* [What you should do] State how many lines contain "Chicken", and write nothing except that count.

◆ ◆ ◆

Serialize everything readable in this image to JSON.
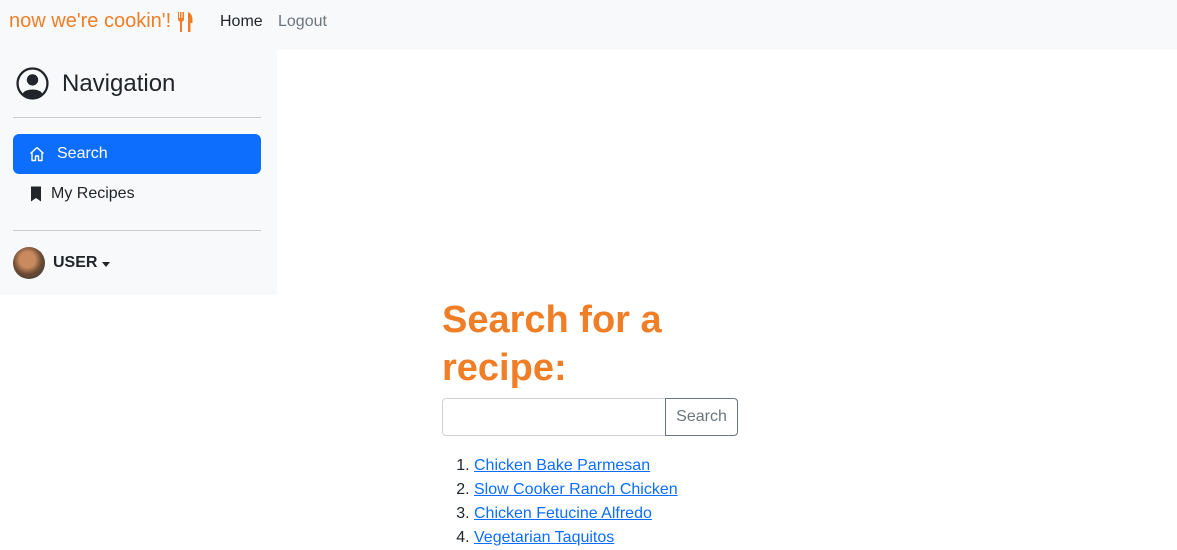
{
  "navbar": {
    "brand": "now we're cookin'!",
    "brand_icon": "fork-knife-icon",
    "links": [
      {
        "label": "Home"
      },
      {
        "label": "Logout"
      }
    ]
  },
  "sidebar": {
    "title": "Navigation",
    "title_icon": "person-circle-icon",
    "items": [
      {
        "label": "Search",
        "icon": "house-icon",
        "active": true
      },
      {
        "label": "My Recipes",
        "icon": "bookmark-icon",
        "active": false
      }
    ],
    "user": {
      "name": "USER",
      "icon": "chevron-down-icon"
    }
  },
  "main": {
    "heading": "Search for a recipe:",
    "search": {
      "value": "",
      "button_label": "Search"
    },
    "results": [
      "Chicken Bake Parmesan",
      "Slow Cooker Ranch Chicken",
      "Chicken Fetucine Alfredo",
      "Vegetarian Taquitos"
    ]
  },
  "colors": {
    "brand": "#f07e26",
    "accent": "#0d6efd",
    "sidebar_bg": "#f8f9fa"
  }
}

◆ ◆ ◆

* [Output of the exercise] 3